Required work
Exactly reproduce each line of the listing that follows.

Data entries
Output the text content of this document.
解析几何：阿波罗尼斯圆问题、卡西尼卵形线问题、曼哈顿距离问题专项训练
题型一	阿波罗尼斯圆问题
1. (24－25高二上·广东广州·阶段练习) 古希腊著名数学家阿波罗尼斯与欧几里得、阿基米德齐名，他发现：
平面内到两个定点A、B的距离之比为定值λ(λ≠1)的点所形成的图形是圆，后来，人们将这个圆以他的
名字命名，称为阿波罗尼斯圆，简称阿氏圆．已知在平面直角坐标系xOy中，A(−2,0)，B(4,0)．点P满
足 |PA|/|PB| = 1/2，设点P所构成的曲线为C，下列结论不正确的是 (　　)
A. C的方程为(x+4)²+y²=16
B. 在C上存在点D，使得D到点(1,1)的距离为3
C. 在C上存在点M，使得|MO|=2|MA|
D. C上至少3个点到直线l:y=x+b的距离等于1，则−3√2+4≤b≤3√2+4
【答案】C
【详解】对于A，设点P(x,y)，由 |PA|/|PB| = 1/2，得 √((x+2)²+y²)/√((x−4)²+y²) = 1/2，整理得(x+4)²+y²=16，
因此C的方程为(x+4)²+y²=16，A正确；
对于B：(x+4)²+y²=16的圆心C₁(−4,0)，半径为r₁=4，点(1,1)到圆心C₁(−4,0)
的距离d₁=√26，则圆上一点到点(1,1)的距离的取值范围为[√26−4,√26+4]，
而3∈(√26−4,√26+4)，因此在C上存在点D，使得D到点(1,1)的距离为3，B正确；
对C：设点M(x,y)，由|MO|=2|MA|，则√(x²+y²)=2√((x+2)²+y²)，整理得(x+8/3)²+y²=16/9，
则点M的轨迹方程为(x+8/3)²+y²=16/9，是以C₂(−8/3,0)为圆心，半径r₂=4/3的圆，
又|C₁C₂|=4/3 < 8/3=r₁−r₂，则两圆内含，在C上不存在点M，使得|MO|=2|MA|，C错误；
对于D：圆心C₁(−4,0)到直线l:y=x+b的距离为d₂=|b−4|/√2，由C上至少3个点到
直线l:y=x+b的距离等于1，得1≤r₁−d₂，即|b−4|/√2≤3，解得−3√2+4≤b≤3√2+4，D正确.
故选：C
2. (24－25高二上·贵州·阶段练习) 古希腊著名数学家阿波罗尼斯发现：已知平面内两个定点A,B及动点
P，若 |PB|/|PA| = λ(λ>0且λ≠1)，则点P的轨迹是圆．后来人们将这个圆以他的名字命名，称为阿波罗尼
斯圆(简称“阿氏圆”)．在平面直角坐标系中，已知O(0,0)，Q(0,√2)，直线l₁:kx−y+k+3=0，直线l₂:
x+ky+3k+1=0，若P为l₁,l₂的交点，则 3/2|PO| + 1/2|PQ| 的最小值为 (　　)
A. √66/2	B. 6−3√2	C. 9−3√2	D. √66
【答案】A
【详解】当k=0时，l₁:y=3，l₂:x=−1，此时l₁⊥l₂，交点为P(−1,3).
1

Exercise solution
Output the text content of this document.
解析几何：阿波罗尼斯圆问题、卡西尼卵形线问题、曼哈顿距离问题专项训练
题型一	阿波罗尼斯圆问题
1. (24－25高二上·广东广州·阶段练习) 古希腊著名数学家阿波罗尼斯与欧几里得、阿基米德齐名，他发现：
平面内到两个定点A、B的距离之比为定值λ(λ≠1)的点所形成的图形是圆，后来，人们将这个圆以他的
名字命名，称为阿波罗尼斯圆，简称阿氏圆．已知在平面直角坐标系xOy中，A(−2,0)，B(4,0)．点P满
足 |PA|/|PB| = 1/2，设点P所构成的曲线为C，下列结论不正确的是 (　　)
A. C的方程为(x+4)²+y²=16
B. 在C上存在点D，使得D到点(1,1)的距离为3
C. 在C上存在点M，使得|MO|=2|MA|
D. C上至少3个点到直线l:y=x+b的距离等于1，则−3√2+4≤b≤3√2+4
【答案】C
【详解】对于A，设点P(x,y)，由 |PA|/|PB| = 1/2，得 √((x+2)²+y²)/√((x−4)²+y²) = 1/2，整理得(x+4)²+y²=16，
因此C的方程为(x+4)²+y²=16，A正确；
对于B：(x+4)²+y²=16的圆心C₁(−4,0)，半径为r₁=4，点(1,1)到圆心C₁(−4,0)
的距离d₁=√26，则圆上一点到点(1,1)的距离的取值范围为[√26−4,√26+4]，
而3∈(√26−4,√26+4)，因此在C上存在点D，使得D到点(1,1)的距离为3，B正确；
对C：设点M(x,y)，由|MO|=2|MA|，则√(x²+y²)=2√((x+2)²+y²)，整理得(x+8/3)²+y²=16/9，
则点M的轨迹方程为(x+8/3)²+y²=16/9，是以C₂(−8/3,0)为圆心，半径r₂=4/3的圆，
又|C₁C₂|=4/3 < 8/3=r₁−r₂，则两圆内含，在C上不存在点M，使得|MO|=2|MA|，C错误；
对于D：圆心C₁(−4,0)到直线l:y=x+b的距离为d₂=|b−4|/√2，由C上至少3个点到
直线l:y=x+b的距离等于1，得1≤r₁−d₂，即|b−4|/√2≤3，解得−3√2+4≤b≤3√2+4，D正确.
故选：C
2. (24－25高二上·贵州·阶段练习) 古希腊著名数学家阿波罗尼斯发现：已知平面内两个定点A,B及动点
P，若 |PB|/|PA| = λ(λ>0且λ≠1)，则点P的轨迹是圆．后来人们将这个圆以他的名字命名，称为阿波罗尼
斯圆(简称“阿氏圆”)．在平面直角坐标系中，已知O(0,0)，Q(0,√2)，直线l₁:kx−y+k+3=0，直线l₂:
x+ky+3k+1=0，若P为l₁,l₂的交点，则 3/2|PO| + 1/2|PQ| 的最小值为 (　　)
A. √66/2	B. 6−3√2	C. 9−3√2	D. √66
【答案】A
【详解】当k=0时，l₁:y=3，l₂:x=−1，此时l₁⊥l₂，交点为P(−1,3).
1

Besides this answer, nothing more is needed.